Dataset items:
============

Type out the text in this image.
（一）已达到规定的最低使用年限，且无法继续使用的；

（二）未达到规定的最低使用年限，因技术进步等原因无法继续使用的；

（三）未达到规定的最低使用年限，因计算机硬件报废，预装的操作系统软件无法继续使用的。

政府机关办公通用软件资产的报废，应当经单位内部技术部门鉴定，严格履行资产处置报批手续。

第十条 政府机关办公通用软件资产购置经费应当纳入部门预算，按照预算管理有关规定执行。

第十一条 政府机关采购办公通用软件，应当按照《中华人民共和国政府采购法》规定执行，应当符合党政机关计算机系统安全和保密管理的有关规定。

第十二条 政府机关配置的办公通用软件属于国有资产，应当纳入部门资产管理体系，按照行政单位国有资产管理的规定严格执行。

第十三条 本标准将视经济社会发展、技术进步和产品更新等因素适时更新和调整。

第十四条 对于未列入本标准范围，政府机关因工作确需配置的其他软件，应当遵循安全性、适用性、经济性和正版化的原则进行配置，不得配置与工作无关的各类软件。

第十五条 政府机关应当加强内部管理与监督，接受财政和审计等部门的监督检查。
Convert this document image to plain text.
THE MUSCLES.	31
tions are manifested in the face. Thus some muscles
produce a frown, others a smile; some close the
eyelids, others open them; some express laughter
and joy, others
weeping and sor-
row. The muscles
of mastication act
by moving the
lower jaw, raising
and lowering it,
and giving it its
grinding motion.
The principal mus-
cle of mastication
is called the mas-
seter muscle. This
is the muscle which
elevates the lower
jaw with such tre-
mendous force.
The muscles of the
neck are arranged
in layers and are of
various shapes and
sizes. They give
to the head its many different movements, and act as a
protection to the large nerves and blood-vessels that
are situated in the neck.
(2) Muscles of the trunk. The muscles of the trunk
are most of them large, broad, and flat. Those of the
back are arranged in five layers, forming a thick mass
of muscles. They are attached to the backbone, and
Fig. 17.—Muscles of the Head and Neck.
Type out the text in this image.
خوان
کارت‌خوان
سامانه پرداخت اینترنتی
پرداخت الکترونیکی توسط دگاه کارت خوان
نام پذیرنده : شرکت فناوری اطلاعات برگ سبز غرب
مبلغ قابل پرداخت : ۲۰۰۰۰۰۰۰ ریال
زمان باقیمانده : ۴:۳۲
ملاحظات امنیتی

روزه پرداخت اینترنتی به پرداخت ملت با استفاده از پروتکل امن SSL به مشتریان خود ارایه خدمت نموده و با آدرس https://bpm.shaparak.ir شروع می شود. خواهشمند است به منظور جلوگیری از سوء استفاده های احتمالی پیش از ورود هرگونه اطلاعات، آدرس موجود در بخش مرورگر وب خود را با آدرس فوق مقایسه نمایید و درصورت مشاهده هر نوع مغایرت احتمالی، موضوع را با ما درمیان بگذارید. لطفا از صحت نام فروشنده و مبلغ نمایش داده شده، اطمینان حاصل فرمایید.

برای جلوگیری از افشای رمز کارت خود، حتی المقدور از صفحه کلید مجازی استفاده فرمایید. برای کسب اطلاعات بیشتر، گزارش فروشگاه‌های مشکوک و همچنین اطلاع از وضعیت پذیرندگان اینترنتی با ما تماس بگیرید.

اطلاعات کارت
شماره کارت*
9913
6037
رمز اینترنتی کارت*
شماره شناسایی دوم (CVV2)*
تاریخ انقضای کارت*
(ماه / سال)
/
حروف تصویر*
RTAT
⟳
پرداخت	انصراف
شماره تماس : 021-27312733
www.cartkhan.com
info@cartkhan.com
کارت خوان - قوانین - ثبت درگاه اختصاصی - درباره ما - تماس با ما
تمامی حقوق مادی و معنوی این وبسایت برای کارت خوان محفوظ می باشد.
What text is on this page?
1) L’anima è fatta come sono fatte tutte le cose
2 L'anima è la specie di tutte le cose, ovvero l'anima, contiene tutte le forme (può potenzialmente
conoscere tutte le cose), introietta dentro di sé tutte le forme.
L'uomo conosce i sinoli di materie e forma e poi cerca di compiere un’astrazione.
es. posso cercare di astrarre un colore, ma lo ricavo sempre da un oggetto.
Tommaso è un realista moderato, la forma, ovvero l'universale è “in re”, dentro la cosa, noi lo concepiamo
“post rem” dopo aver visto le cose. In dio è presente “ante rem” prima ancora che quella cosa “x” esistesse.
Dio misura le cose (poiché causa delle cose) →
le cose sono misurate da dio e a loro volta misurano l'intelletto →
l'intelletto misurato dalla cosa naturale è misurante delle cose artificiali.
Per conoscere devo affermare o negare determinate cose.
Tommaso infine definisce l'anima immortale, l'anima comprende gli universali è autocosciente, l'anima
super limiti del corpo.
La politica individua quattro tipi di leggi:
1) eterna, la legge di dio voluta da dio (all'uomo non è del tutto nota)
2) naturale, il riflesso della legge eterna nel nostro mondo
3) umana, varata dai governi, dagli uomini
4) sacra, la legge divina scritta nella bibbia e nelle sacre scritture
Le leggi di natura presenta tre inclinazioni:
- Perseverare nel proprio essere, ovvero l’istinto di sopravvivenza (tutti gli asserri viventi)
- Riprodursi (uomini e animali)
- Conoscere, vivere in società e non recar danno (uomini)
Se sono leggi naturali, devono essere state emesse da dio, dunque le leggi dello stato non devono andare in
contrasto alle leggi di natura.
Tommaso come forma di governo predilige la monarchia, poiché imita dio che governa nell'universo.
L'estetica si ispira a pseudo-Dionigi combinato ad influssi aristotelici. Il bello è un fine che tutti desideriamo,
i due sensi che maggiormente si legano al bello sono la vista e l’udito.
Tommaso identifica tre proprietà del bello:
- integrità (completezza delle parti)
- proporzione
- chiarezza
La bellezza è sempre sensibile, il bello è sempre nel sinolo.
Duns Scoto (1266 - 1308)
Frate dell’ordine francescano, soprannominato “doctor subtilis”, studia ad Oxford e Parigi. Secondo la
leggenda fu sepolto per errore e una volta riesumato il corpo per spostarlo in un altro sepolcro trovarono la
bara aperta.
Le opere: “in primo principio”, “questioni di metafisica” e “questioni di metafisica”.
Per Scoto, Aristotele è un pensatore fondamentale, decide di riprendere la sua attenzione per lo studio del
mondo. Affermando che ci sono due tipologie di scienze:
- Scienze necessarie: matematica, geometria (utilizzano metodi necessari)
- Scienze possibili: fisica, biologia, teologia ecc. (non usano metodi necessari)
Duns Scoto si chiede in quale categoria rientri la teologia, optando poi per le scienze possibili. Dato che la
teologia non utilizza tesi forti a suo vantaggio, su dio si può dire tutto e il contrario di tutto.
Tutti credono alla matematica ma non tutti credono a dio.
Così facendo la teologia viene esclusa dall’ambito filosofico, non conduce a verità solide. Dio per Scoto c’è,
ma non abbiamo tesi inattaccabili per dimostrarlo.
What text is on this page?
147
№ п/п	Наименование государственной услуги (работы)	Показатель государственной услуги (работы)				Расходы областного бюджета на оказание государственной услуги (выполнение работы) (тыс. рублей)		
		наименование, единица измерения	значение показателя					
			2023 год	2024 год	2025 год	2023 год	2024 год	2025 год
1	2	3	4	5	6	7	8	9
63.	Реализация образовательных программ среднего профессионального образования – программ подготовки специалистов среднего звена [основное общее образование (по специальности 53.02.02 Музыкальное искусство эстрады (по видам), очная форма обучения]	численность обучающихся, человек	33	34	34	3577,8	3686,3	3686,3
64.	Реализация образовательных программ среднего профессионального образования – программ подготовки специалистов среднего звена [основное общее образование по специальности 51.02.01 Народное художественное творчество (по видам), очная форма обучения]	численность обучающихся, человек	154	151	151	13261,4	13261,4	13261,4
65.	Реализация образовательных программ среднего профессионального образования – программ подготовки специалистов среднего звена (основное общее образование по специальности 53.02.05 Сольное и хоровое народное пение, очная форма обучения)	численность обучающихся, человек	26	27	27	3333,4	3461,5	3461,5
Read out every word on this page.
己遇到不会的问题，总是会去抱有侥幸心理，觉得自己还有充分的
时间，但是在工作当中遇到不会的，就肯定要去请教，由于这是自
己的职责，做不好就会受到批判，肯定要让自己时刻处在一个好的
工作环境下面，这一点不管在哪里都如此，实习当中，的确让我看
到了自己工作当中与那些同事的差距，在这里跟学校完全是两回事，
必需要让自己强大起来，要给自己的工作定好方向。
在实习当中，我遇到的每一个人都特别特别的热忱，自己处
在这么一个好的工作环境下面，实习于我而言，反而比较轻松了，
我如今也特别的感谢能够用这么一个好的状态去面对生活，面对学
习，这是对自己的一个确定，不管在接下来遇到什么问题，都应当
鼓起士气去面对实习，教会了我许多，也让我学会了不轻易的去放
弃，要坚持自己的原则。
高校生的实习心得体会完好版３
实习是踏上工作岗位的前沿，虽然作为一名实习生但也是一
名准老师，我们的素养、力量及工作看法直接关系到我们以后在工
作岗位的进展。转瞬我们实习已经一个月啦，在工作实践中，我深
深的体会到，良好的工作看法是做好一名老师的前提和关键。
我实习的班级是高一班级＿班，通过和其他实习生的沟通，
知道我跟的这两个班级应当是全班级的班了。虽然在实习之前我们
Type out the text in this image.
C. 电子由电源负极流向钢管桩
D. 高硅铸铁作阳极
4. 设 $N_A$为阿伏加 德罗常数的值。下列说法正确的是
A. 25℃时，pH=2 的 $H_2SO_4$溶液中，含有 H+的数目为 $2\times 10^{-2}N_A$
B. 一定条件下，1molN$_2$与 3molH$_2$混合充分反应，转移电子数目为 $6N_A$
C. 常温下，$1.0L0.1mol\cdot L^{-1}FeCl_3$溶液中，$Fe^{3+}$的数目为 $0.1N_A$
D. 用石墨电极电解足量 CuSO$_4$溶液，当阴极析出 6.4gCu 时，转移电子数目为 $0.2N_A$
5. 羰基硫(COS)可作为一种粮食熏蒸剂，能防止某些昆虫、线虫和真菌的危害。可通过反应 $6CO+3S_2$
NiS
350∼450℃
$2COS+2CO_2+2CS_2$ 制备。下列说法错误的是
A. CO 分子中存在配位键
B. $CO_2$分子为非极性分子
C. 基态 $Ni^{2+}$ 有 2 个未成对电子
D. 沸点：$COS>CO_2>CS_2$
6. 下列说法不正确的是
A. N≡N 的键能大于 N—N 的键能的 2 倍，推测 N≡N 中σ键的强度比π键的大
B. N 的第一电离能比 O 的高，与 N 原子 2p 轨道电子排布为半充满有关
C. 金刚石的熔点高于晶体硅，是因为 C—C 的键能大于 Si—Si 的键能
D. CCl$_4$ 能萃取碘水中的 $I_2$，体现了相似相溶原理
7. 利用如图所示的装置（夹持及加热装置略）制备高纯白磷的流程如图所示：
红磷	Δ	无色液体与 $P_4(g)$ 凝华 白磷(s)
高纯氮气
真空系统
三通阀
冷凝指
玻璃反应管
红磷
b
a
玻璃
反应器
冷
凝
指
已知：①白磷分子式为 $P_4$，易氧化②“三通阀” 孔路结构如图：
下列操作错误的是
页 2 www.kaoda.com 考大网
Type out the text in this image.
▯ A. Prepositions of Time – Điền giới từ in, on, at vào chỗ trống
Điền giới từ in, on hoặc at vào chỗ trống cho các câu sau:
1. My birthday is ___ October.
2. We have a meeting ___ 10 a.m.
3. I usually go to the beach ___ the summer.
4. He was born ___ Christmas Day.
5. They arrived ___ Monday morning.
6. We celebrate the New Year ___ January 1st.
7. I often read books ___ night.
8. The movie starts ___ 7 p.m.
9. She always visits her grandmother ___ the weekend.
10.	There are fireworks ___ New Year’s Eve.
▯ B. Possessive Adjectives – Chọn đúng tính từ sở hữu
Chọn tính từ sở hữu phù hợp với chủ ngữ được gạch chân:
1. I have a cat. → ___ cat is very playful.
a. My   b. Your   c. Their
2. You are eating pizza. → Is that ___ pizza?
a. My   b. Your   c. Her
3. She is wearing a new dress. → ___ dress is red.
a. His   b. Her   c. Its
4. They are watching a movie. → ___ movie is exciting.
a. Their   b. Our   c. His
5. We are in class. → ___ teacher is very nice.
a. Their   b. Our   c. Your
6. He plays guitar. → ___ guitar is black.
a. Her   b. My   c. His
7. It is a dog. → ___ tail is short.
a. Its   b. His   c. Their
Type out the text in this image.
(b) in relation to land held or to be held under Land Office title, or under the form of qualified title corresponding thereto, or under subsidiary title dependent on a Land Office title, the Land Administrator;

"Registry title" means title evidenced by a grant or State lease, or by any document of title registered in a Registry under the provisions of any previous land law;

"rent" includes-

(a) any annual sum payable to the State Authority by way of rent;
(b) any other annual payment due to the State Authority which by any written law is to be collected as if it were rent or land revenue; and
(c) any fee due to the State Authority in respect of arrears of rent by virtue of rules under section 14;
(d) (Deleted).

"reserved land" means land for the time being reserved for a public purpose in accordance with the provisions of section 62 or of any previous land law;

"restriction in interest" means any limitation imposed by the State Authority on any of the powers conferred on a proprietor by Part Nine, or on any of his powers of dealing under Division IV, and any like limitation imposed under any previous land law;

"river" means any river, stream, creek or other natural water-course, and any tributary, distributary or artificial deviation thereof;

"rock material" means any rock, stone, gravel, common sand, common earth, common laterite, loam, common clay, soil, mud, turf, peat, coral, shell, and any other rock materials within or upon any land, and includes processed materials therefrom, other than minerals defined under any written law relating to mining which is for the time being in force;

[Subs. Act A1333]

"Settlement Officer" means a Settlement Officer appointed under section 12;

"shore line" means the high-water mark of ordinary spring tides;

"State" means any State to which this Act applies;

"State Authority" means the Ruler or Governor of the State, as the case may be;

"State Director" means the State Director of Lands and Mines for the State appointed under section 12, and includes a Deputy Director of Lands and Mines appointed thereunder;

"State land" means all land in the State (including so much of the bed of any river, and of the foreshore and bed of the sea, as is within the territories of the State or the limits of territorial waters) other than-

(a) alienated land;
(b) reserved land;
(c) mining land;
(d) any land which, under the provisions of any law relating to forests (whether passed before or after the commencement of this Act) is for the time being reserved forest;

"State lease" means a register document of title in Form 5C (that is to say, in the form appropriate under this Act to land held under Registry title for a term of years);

============

* [Written problem] Find all lines where the word "sempre" appears. Copy them.

* [Result for this exercise]
es. posso cercare di astrarre un colore, ma lo ricavo sempre da un oggetto.
La bellezza è sempre sensibile, il bello è sempre nel sinolo.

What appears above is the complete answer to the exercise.